====== Sección del documento ======

En el colectivo que nos llevaba al hotel, nos dieron la bienvenida un dominicano al que no le entendimos mucho y un sinfín de bachatas caribeñas. Sufren por amor también en el Caribe, desde ya les aviso.

No puedo decir que haya visto por la ventana más que algunas casitas blancas y millones de palmeras formando bosques, también llamados palmares (como el de Colón, cuando no se incendia).

El autobús se detuvo. El Natura Eco Park Resort, nuestro hotel (al que, debo decir, no le teníamos demasiada fe porque todo nuestro paquete vacacional era sospechosamente barato) nos sorprendió muy felizmente. En la gran recepción, una construcción de madera con techos altísimos pero sin paredes, nos recibió otra cola: el check in.

Por defecto los empleados del hotel, nos hablaban en francés. Esas ocasiones fueron las únicas en que usé la mente, en una semana de vacaciones.


El clima cerca del mar es el peor para conservar las cosas. Parecería ser que la naturaleza recordara su facilidad para destruir lo que el hombre construyó. Lo sé porque tuve la suerte de vivir a escasos metros del mar. Prueba de ello son mis múltiples portarretratos corroídos por el salobre y mi calentador de agua de acero (que no resultó ser tan inoxidable como decía la caja).

====== Extracto de datos ======

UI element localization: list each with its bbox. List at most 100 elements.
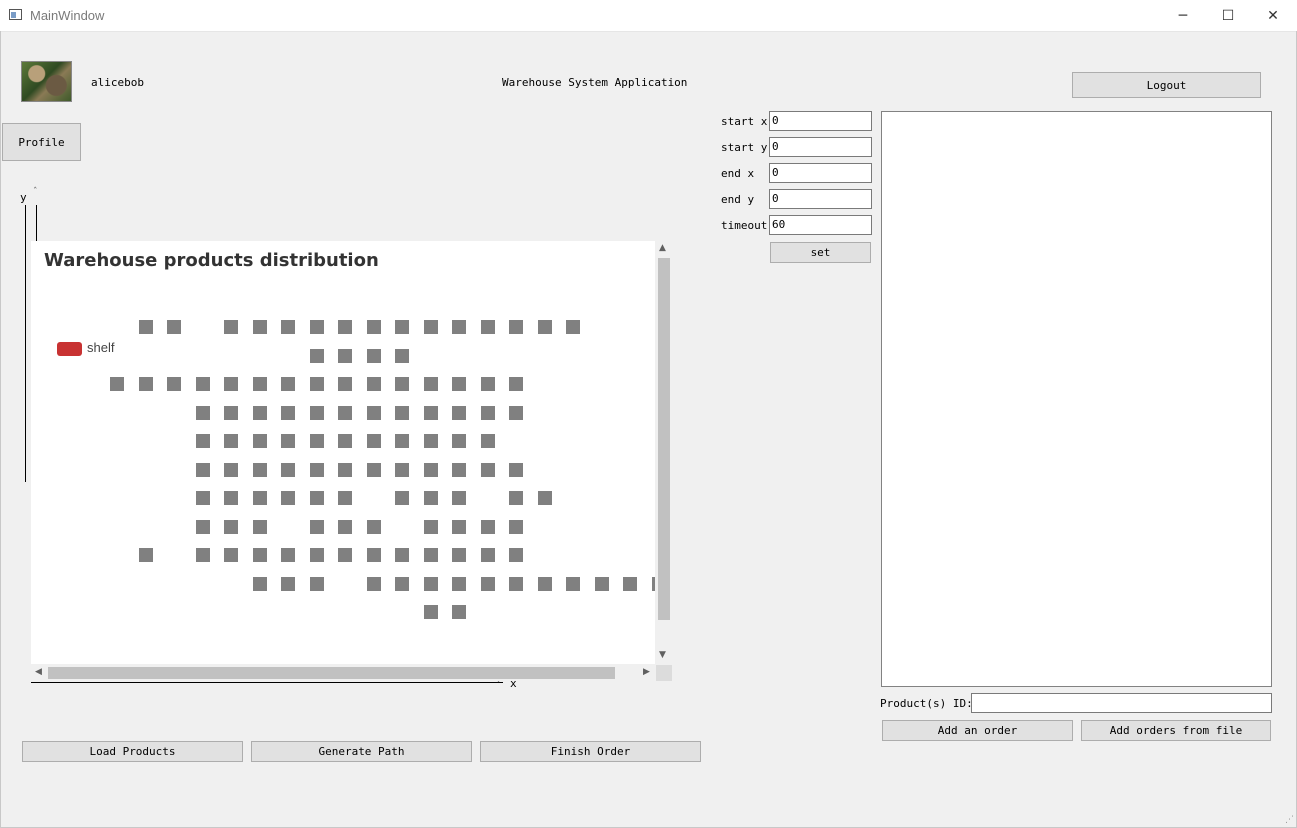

======

- Por hacer
Transcribe sin ningún cambio, del relato de las vacaciones en el Caribe, todo lo que va desde "No puedo decir" hasta "no se incendia).".

- Resultado correcto
No puedo decir que haya visto por la ventana más que algunas casitas blancas y millones de palmeras formando bosques, también llamados palmares (como el de Colón, cuando no se incendia).